◆ Task directions:
Pull each line holding the word "this" from the data.

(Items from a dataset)
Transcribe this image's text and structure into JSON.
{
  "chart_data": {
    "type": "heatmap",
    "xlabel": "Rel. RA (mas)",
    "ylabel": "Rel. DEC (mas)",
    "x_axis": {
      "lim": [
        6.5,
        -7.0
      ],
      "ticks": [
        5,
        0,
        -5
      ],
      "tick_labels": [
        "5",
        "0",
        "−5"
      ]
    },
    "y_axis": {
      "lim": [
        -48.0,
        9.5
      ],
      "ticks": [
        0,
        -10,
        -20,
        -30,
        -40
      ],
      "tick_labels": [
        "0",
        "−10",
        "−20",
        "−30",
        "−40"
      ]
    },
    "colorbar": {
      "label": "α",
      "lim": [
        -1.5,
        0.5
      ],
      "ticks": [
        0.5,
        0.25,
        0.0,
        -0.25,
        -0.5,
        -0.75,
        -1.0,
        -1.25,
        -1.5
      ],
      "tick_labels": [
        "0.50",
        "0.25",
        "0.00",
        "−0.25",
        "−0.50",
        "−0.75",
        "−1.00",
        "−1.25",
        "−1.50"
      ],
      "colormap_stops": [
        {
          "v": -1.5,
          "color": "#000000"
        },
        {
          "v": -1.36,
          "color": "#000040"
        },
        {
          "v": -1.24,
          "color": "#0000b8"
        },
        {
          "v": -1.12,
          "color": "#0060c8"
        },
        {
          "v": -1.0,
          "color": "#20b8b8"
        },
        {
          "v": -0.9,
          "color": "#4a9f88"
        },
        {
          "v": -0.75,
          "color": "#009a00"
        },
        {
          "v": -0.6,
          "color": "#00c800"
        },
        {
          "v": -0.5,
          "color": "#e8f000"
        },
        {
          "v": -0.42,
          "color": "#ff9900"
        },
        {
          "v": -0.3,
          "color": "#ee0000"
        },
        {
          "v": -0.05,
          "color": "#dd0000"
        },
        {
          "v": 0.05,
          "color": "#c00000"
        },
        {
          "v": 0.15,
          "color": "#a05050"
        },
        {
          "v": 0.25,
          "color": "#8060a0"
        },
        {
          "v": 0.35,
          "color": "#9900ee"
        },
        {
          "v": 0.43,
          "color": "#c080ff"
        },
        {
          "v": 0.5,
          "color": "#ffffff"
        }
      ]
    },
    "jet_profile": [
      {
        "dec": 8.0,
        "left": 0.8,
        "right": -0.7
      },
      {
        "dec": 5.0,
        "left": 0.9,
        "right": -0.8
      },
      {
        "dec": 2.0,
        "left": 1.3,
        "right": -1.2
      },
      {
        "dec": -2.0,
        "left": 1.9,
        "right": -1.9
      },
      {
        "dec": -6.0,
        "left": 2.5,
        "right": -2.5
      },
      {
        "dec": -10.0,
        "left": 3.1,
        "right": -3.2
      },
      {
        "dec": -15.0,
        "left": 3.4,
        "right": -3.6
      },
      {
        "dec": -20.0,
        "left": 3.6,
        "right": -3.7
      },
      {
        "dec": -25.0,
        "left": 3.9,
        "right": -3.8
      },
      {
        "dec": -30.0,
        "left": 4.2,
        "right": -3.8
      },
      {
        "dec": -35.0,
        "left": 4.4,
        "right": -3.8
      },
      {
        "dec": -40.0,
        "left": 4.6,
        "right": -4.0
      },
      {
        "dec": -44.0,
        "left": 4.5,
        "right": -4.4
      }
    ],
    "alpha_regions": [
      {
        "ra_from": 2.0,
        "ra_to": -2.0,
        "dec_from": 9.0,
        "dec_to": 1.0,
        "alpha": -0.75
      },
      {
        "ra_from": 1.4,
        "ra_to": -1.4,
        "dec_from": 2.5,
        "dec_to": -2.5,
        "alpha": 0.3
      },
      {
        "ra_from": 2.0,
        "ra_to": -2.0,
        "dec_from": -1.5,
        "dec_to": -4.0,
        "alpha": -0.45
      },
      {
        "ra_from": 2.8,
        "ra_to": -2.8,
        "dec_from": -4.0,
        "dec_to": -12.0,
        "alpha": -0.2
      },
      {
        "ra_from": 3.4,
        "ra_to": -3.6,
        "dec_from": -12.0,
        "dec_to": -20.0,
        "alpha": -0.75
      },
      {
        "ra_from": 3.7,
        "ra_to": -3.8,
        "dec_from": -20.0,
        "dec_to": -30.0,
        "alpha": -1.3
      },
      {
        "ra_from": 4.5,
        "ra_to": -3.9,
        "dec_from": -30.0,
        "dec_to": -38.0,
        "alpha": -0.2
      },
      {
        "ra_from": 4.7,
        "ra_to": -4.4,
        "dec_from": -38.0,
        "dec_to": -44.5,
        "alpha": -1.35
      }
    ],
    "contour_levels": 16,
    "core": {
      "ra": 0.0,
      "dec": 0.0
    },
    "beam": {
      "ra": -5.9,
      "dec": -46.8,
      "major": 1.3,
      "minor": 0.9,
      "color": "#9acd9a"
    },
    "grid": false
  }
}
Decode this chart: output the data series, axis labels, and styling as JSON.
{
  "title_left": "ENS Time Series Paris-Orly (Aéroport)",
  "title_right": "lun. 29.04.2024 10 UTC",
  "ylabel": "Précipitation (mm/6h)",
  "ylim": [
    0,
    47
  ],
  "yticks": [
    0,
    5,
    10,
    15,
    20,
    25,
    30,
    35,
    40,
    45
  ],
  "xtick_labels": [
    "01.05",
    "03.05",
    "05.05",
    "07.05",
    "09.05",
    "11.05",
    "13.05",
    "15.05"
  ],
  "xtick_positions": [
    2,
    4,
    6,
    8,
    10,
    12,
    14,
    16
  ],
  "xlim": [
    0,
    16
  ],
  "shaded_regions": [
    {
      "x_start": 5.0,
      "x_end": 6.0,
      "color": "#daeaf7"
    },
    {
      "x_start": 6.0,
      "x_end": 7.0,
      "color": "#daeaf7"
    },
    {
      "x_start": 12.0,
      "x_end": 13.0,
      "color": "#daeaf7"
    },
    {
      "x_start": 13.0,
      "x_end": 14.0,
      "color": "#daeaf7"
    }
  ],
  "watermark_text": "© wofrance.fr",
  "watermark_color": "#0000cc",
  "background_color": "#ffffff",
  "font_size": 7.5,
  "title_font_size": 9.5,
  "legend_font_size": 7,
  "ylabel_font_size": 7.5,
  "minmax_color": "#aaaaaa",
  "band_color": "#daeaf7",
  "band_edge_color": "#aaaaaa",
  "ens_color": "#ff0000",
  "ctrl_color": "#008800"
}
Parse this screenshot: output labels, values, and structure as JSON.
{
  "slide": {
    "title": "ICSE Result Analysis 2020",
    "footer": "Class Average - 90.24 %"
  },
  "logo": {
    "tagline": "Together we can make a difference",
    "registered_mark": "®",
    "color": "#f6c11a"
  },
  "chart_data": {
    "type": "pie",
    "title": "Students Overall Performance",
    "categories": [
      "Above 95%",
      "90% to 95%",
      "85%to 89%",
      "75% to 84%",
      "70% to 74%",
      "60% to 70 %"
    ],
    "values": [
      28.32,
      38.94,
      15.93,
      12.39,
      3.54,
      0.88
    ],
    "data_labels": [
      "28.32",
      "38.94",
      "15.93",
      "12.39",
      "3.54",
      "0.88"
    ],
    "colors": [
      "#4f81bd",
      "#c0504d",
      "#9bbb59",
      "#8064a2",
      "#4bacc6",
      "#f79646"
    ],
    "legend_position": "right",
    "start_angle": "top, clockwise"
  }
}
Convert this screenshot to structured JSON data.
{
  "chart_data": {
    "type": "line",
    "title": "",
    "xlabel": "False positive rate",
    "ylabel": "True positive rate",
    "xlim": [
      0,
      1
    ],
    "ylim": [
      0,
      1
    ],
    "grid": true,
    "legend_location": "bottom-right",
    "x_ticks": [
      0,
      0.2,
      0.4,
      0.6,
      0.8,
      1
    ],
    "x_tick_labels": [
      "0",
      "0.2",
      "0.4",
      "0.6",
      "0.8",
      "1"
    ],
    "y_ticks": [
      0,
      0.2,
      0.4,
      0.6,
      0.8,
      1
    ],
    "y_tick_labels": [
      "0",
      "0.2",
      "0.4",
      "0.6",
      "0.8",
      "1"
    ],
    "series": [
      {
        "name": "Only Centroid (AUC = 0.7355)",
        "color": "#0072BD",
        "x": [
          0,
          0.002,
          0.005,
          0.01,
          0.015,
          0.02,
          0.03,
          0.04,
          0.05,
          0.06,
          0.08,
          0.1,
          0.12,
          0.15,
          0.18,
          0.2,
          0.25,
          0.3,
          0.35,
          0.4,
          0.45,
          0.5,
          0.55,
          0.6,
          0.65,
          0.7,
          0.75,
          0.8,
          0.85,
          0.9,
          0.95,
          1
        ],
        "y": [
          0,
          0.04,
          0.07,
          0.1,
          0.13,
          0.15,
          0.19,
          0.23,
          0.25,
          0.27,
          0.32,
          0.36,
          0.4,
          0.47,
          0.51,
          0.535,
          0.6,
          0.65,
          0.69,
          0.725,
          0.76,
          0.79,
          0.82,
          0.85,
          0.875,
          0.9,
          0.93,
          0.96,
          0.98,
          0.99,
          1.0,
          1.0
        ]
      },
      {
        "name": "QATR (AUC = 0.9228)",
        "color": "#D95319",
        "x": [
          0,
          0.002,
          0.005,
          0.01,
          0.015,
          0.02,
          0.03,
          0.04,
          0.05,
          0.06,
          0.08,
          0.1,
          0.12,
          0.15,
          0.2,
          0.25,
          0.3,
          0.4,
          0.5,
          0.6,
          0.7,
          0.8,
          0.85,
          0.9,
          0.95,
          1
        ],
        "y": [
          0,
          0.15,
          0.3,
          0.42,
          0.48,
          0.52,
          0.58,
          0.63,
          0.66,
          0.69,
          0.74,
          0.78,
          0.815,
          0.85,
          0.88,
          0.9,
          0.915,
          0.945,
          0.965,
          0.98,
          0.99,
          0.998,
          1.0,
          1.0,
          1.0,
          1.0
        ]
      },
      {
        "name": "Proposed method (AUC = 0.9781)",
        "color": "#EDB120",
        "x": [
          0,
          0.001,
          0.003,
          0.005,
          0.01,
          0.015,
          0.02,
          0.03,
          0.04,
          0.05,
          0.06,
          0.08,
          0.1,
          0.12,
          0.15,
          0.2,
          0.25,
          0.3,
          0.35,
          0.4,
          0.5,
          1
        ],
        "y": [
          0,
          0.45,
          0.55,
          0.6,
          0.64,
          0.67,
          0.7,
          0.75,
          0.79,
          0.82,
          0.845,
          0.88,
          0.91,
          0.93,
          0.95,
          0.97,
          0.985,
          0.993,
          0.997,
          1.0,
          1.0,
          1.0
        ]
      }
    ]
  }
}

◆ Finished task:
Transcribe this image's text and structure into JSON.
Decode this chart: output the data series, axis labels, and styling as JSON.
Parse this screenshot: output labels, values, and structure as JSON.
Convert this screenshot to structured JSON data.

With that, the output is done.